[Rows from a dataset]

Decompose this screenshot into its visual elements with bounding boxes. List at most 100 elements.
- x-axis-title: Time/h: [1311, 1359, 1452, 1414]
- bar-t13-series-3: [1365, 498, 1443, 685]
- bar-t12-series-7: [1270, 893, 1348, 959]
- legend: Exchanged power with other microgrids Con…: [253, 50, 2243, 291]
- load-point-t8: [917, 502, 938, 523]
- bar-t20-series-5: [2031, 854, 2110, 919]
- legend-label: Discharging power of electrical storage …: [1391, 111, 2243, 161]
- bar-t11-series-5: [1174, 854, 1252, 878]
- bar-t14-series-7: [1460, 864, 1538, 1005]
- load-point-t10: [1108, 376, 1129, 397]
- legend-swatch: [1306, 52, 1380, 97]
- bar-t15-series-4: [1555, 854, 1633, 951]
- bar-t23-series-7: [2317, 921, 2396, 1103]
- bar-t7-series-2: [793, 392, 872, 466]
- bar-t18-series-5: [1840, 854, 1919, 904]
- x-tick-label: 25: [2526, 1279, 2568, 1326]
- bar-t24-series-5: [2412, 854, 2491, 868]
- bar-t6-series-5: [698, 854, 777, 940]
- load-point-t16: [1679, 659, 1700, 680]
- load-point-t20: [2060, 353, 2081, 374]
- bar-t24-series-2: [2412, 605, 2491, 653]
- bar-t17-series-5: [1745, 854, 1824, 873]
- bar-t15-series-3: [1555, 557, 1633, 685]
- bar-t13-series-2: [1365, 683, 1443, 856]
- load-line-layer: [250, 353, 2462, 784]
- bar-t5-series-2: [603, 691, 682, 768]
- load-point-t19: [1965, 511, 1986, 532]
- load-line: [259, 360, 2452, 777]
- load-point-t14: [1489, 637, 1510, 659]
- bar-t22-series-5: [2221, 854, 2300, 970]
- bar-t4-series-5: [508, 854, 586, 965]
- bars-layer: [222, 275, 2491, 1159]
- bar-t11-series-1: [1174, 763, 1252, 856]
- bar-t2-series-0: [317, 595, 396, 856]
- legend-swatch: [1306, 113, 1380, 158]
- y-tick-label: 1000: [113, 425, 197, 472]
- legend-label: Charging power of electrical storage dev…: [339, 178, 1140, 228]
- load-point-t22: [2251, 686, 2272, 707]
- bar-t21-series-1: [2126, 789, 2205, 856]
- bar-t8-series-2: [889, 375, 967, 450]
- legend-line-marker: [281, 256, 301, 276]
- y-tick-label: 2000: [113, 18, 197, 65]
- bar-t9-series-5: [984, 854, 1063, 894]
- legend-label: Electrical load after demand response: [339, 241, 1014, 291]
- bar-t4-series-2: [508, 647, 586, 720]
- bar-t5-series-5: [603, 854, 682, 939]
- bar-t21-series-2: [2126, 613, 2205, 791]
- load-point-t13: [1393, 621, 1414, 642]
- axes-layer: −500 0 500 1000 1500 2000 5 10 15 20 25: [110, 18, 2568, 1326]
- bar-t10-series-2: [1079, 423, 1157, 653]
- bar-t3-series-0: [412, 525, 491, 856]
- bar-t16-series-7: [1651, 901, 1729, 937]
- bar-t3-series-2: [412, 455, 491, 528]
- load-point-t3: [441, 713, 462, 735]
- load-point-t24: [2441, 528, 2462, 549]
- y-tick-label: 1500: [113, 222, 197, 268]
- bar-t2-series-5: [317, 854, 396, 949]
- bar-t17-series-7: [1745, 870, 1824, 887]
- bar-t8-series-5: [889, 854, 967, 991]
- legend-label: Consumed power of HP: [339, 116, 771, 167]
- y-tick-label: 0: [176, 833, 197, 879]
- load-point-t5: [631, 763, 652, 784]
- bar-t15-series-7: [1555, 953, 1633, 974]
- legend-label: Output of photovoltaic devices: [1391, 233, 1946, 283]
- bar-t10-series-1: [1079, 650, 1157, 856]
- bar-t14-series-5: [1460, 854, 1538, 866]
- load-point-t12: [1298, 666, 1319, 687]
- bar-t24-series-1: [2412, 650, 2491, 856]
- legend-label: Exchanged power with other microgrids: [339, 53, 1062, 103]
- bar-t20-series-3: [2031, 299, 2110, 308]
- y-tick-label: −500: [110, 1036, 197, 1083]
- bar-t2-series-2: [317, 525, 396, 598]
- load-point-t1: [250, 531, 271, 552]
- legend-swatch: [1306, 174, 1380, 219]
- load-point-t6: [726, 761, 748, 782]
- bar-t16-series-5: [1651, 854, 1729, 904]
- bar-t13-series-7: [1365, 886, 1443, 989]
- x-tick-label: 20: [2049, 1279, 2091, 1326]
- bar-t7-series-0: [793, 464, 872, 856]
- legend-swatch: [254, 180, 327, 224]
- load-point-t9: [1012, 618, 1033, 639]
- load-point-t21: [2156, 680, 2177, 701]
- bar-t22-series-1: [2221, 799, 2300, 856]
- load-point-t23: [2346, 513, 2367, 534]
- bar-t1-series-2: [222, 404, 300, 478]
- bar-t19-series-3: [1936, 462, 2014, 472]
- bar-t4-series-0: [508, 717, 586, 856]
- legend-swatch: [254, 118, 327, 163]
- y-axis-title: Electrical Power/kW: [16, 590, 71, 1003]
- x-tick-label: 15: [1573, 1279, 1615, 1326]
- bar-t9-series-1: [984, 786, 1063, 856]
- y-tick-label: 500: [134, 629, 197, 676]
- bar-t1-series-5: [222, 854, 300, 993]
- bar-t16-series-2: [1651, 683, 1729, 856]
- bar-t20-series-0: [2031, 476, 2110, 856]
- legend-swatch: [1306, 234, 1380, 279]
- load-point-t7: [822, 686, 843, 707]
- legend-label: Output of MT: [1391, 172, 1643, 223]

WHAT YOU NEED TO DO: Reproduce every one of the rows above, keeping each line word for word and in its original order.

COMPLETE OUTPUT:
Decompose this screenshot into its visual elements with bounding boxes. List at most 100 elements.
- x-axis-title: Time/h: [1311, 1359, 1452, 1414]
- bar-t13-series-3: [1365, 498, 1443, 685]
- bar-t12-series-7: [1270, 893, 1348, 959]
- legend: Exchanged power with other microgrids Con…: [253, 50, 2243, 291]
- load-point-t8: [917, 502, 938, 523]
- bar-t20-series-5: [2031, 854, 2110, 919]
- legend-label: Discharging power of electrical storage …: [1391, 111, 2243, 161]
- bar-t11-series-5: [1174, 854, 1252, 878]
- bar-t14-series-7: [1460, 864, 1538, 1005]
- load-point-t10: [1108, 376, 1129, 397]
- legend-swatch: [1306, 52, 1380, 97]
- bar-t15-series-4: [1555, 854, 1633, 951]
- bar-t23-series-7: [2317, 921, 2396, 1103]
- bar-t7-series-2: [793, 392, 872, 466]
- bar-t18-series-5: [1840, 854, 1919, 904]
- x-tick-label: 25: [2526, 1279, 2568, 1326]
- bar-t24-series-5: [2412, 854, 2491, 868]
- bar-t6-series-5: [698, 854, 777, 940]
- load-point-t16: [1679, 659, 1700, 680]
- load-point-t20: [2060, 353, 2081, 374]
- bar-t24-series-2: [2412, 605, 2491, 653]
- bar-t17-series-5: [1745, 854, 1824, 873]
- bar-t15-series-3: [1555, 557, 1633, 685]
- bar-t13-series-2: [1365, 683, 1443, 856]
- load-line-layer: [250, 353, 2462, 784]
- bar-t5-series-2: [603, 691, 682, 768]
- load-point-t19: [1965, 511, 1986, 532]
- load-line: [259, 360, 2452, 777]
- load-point-t14: [1489, 637, 1510, 659]
- bar-t22-series-5: [2221, 854, 2300, 970]
- bar-t4-series-5: [508, 854, 586, 965]
- bars-layer: [222, 275, 2491, 1159]
- bar-t11-series-1: [1174, 763, 1252, 856]
- bar-t2-series-0: [317, 595, 396, 856]
- legend-swatch: [1306, 113, 1380, 158]
- y-tick-label: 1000: [113, 425, 197, 472]
- legend-label: Charging power of electrical storage dev…: [339, 178, 1140, 228]
- load-point-t22: [2251, 686, 2272, 707]
- bar-t21-series-1: [2126, 789, 2205, 856]
- bar-t8-series-2: [889, 375, 967, 450]
- legend-line-marker: [281, 256, 301, 276]
- y-tick-label: 2000: [113, 18, 197, 65]
- bar-t9-series-5: [984, 854, 1063, 894]
- legend-label: Electrical load after demand response: [339, 241, 1014, 291]
- bar-t4-series-2: [508, 647, 586, 720]
- bar-t5-series-5: [603, 854, 682, 939]
- bar-t21-series-2: [2126, 613, 2205, 791]
- load-point-t13: [1393, 621, 1414, 642]
- axes-layer: −500 0 500 1000 1500 2000 5 10 15 20 25: [110, 18, 2568, 1326]
- bar-t10-series-2: [1079, 423, 1157, 653]
- bar-t3-series-0: [412, 525, 491, 856]
- bar-t16-series-7: [1651, 901, 1729, 937]
- bar-t3-series-2: [412, 455, 491, 528]
- load-point-t3: [441, 713, 462, 735]
- load-point-t24: [2441, 528, 2462, 549]
- y-tick-label: 1500: [113, 222, 197, 268]
- bar-t2-series-5: [317, 854, 396, 949]
- bar-t17-series-7: [1745, 870, 1824, 887]
- bar-t8-series-5: [889, 854, 967, 991]
- legend-label: Consumed power of HP: [339, 116, 771, 167]
- y-tick-label: 0: [176, 833, 197, 879]
- load-point-t5: [631, 763, 652, 784]
- bar-t15-series-7: [1555, 953, 1633, 974]
- legend-label: Output of photovoltaic devices: [1391, 233, 1946, 283]
- bar-t10-series-1: [1079, 650, 1157, 856]
- bar-t14-series-5: [1460, 854, 1538, 866]
- load-point-t12: [1298, 666, 1319, 687]
- bar-t24-series-1: [2412, 650, 2491, 856]
- legend-label: Exchanged power with other microgrids: [339, 53, 1062, 103]
- bar-t20-series-3: [2031, 299, 2110, 308]
- y-tick-label: −500: [110, 1036, 197, 1083]
- bar-t2-series-2: [317, 525, 396, 598]
- load-point-t1: [250, 531, 271, 552]
- legend-swatch: [1306, 174, 1380, 219]
- load-point-t6: [726, 761, 748, 782]
- bar-t16-series-5: [1651, 854, 1729, 904]
- bar-t13-series-7: [1365, 886, 1443, 989]
- x-tick-label: 20: [2049, 1279, 2091, 1326]
- bar-t7-series-0: [793, 464, 872, 856]
- legend-swatch: [254, 180, 327, 224]
- load-point-t9: [1012, 618, 1033, 639]
- load-point-t21: [2156, 680, 2177, 701]
- bar-t22-series-1: [2221, 799, 2300, 856]
- load-point-t23: [2346, 513, 2367, 534]
- bar-t1-series-2: [222, 404, 300, 478]
- bar-t19-series-3: [1936, 462, 2014, 472]
- bar-t4-series-0: [508, 717, 586, 856]
- legend-swatch: [254, 118, 327, 163]
- y-axis-title: Electrical Power/kW: [16, 590, 71, 1003]
- x-tick-label: 15: [1573, 1279, 1615, 1326]
- bar-t9-series-1: [984, 786, 1063, 856]
- y-tick-label: 500: [134, 629, 197, 676]
- bar-t1-series-5: [222, 854, 300, 993]
- bar-t16-series-2: [1651, 683, 1729, 856]
- bar-t20-series-0: [2031, 476, 2110, 856]
- legend-swatch: [1306, 234, 1380, 279]
- load-point-t7: [822, 686, 843, 707]
- legend-label: Output of MT: [1391, 172, 1643, 223]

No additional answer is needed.